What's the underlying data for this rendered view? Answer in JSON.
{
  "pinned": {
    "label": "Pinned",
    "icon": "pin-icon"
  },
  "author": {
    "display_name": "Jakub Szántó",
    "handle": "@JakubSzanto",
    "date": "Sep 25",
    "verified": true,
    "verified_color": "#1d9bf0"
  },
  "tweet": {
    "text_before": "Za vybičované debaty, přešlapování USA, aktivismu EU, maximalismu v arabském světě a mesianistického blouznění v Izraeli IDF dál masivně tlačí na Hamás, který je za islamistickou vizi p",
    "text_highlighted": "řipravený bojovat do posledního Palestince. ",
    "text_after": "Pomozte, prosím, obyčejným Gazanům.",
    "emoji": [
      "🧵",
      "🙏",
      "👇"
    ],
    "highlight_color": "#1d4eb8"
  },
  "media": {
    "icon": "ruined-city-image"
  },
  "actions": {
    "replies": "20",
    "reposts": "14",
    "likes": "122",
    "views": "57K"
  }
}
|---|
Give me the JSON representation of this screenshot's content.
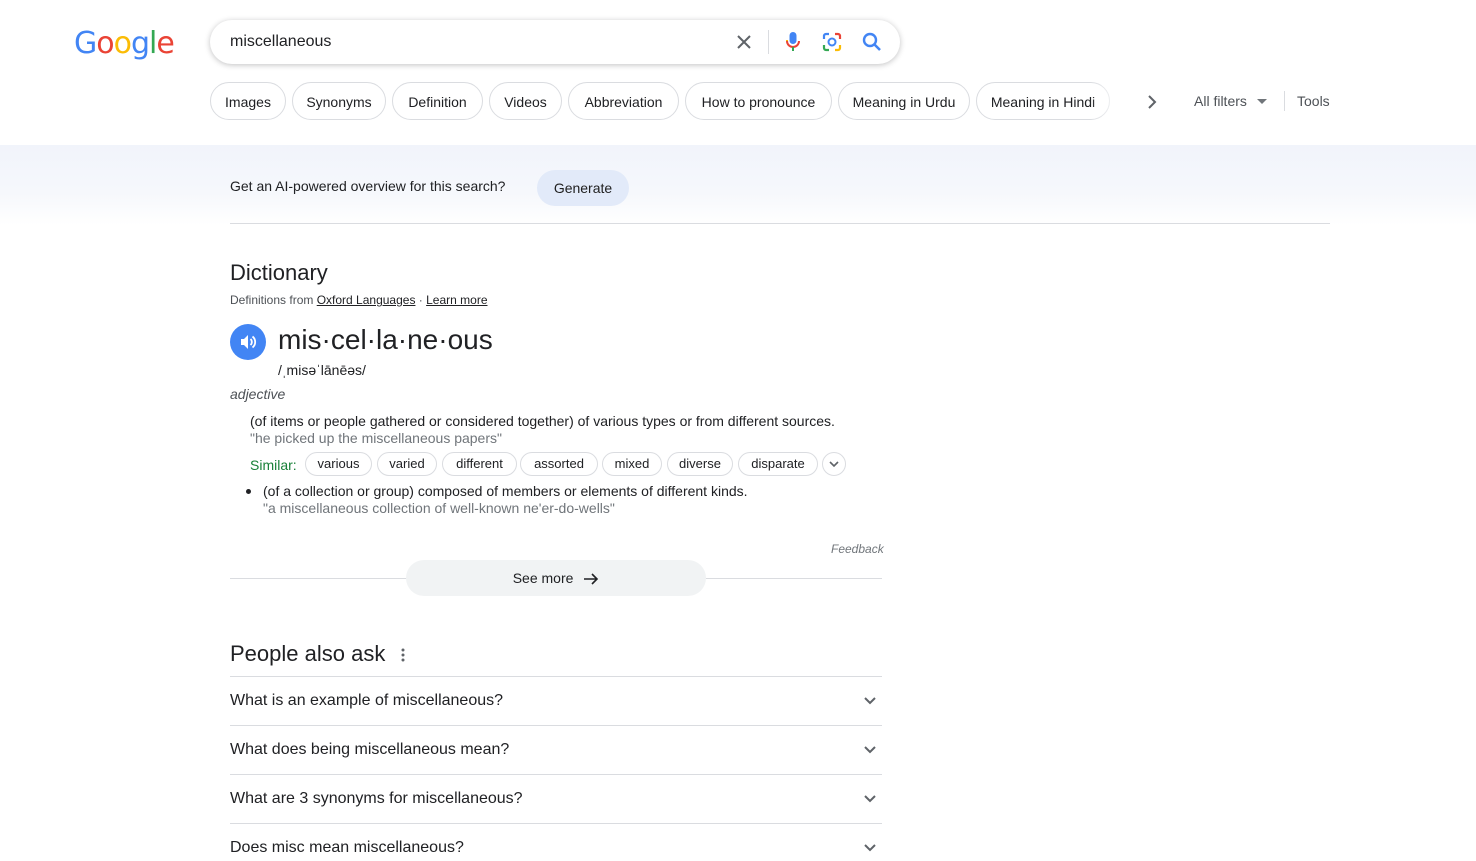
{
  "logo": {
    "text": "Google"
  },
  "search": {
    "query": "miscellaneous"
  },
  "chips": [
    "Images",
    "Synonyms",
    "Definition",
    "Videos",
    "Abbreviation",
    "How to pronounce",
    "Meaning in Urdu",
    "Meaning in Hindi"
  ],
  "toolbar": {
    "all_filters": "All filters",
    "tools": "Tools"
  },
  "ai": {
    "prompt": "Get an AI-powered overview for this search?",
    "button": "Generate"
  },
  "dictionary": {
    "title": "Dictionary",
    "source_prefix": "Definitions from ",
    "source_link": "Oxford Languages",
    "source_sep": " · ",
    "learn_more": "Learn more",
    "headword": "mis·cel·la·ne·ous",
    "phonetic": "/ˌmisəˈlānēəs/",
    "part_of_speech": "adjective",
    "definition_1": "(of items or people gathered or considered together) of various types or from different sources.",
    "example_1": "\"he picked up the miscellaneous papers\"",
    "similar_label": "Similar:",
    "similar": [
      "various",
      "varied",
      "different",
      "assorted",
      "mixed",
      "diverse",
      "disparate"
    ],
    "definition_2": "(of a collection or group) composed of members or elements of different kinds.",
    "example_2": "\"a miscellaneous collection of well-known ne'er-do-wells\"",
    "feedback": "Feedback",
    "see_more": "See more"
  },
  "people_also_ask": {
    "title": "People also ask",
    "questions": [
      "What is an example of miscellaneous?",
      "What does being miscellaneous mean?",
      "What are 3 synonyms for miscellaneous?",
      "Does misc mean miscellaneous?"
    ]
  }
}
|---|
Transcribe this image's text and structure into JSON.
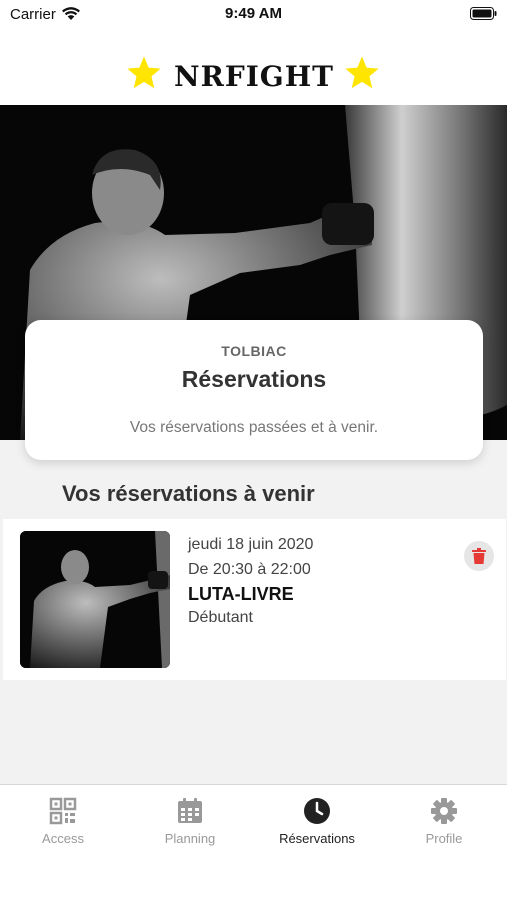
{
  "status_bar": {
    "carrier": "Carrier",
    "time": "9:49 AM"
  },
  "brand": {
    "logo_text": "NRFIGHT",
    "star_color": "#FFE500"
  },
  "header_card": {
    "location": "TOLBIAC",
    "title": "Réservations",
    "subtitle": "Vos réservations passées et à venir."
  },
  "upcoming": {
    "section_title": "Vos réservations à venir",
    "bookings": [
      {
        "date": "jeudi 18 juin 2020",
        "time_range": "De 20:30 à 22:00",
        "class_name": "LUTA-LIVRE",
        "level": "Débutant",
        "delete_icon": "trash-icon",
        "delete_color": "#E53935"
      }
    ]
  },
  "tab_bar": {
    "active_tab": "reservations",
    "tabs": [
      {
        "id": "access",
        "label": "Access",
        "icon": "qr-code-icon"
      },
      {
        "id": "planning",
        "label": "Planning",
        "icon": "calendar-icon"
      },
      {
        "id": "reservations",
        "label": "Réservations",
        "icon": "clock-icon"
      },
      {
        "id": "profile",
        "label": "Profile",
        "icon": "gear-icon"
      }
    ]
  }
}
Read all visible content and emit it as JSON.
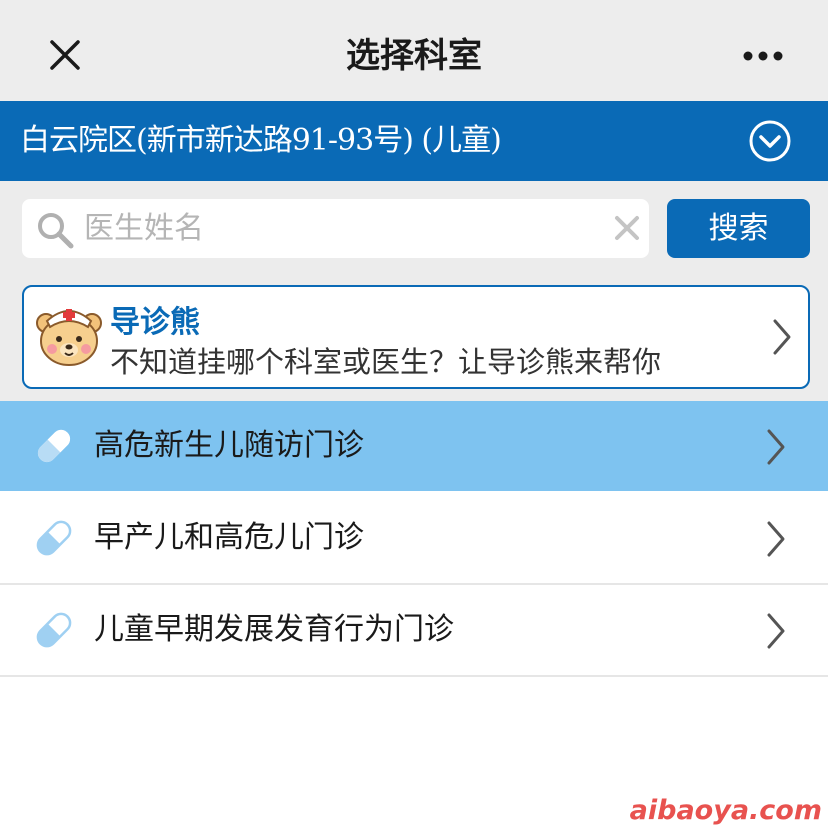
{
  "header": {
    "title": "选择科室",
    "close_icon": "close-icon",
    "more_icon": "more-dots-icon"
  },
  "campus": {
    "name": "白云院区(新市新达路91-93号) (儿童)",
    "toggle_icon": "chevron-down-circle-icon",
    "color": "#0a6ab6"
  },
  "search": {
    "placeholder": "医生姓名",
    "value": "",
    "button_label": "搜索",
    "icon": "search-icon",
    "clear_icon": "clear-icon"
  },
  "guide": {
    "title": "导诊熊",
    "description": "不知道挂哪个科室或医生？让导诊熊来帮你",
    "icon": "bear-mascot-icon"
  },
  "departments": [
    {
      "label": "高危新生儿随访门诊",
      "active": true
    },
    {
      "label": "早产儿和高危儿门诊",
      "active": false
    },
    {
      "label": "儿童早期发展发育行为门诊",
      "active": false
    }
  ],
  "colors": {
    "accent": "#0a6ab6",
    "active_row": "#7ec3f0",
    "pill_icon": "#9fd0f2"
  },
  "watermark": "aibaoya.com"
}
|---|
**TASK DESCRIPTION**.
Look for lines containing the string "JSON" and copy them all.

**WORKED ANSWER**.
What's the underlying data for this rendered view? Answer in JSON.
Give me the JSON representation of this screenshot's content.
Transcribe this image's text and structure into JSON.
Read all visible content and emit it as JSON.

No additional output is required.